:: Task input ::
— begin —
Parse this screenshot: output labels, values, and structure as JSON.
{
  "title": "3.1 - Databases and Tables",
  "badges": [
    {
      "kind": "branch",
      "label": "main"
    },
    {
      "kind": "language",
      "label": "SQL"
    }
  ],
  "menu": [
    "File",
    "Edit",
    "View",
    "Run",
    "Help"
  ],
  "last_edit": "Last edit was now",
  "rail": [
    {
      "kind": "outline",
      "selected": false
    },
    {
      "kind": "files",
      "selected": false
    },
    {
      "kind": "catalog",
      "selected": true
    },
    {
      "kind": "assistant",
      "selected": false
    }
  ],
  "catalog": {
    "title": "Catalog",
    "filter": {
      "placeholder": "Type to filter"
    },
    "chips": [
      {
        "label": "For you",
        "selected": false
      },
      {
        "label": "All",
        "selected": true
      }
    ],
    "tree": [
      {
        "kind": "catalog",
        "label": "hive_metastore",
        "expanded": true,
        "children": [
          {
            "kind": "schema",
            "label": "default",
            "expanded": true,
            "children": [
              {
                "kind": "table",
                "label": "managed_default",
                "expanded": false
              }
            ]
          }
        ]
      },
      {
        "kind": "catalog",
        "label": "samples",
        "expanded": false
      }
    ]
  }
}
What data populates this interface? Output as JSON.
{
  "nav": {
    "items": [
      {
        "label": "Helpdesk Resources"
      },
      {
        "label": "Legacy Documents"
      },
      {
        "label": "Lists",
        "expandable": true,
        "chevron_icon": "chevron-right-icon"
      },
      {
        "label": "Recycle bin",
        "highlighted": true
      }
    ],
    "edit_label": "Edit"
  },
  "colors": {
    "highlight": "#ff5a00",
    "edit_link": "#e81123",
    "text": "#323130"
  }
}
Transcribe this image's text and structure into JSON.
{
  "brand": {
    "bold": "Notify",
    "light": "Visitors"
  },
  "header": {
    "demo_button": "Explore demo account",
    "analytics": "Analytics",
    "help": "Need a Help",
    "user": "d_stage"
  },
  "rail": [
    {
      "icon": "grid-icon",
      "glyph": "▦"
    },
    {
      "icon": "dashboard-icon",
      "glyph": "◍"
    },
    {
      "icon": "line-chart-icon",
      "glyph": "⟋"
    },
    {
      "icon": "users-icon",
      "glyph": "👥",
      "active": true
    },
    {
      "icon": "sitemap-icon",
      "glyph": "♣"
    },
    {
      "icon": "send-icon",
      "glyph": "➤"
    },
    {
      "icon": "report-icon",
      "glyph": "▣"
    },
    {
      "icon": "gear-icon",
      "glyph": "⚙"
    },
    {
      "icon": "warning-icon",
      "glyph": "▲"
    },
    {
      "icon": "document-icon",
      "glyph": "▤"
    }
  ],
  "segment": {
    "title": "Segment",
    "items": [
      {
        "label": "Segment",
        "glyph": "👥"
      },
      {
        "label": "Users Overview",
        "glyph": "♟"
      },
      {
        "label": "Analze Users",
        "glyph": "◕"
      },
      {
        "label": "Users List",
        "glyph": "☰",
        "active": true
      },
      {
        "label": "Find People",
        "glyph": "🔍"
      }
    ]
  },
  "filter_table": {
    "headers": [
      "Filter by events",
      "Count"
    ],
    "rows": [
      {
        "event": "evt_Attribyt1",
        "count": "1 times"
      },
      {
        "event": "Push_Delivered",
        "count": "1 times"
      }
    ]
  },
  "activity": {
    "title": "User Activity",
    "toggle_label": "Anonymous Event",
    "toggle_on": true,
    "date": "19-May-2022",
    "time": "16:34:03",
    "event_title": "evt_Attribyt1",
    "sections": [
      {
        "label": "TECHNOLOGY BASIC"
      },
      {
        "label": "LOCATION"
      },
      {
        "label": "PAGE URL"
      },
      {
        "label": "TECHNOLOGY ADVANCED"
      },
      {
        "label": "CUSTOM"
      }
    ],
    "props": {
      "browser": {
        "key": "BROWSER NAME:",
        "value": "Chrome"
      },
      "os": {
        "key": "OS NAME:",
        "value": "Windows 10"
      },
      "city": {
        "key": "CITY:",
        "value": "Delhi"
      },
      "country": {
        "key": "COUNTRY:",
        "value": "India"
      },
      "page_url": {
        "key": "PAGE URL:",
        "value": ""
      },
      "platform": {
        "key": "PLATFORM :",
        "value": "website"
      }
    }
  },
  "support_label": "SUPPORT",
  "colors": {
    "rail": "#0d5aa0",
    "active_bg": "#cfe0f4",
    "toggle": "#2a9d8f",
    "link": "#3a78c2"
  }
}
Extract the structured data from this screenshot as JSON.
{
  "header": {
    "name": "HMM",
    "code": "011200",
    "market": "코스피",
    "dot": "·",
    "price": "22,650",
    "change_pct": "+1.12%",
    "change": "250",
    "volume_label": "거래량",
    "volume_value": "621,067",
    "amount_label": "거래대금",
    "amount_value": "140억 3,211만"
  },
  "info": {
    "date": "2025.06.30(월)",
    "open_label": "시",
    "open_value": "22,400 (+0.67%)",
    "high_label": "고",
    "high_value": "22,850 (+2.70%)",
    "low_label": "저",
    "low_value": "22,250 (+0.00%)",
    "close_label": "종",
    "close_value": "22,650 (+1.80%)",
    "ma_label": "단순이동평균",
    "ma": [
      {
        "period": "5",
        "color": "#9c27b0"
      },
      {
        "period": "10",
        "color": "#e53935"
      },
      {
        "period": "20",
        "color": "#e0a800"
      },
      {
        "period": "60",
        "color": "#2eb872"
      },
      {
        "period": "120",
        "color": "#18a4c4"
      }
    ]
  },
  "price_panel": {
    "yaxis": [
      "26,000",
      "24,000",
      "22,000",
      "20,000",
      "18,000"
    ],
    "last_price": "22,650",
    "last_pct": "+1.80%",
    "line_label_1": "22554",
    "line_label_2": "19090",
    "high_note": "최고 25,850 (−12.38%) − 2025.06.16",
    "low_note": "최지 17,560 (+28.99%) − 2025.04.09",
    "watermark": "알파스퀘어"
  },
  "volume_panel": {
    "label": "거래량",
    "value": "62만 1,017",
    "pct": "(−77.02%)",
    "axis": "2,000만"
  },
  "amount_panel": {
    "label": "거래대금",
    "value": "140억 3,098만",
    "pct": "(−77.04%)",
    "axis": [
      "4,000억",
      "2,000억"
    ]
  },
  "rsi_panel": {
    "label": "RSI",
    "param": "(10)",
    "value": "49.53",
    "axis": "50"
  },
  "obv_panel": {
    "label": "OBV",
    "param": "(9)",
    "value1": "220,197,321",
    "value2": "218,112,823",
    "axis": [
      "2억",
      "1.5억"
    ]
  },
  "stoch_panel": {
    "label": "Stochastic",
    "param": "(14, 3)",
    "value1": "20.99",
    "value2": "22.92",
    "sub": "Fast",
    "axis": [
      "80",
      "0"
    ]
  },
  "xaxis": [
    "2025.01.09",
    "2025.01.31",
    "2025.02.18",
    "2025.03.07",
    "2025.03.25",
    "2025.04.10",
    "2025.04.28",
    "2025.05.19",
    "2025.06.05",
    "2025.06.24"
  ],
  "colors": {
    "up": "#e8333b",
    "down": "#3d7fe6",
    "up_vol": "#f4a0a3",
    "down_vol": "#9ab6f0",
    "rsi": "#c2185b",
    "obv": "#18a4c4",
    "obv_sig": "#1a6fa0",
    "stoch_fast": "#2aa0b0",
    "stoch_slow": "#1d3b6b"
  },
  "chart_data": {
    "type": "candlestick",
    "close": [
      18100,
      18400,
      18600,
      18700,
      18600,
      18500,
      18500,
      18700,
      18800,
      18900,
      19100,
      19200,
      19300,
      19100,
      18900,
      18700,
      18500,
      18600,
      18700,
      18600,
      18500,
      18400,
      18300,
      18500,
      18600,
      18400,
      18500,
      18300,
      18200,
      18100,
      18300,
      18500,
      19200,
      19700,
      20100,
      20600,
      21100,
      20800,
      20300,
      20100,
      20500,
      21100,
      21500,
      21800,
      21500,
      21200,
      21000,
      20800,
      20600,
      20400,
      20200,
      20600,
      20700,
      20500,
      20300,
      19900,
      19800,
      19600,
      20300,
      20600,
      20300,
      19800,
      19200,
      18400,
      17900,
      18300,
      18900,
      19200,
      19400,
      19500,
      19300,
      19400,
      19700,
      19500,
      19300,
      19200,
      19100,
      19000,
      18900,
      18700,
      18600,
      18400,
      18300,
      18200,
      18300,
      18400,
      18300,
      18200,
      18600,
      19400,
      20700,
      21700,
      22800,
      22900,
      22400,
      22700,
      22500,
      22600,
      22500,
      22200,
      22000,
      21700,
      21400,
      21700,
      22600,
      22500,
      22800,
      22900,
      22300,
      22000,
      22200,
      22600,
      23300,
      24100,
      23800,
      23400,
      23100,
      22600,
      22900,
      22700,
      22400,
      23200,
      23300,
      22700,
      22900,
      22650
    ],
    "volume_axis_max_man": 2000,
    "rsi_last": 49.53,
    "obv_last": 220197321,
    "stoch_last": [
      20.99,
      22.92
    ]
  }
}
— end —
:: Task statement ::
Pull out each line of the entries that contains "this".

:: The reply ::
Parse this screenshot: output labels, values, and structure as JSON.
What data populates this interface? Output as JSON.
Transcribe this image's text and structure into JSON.
Extract the structured data from this screenshot as JSON.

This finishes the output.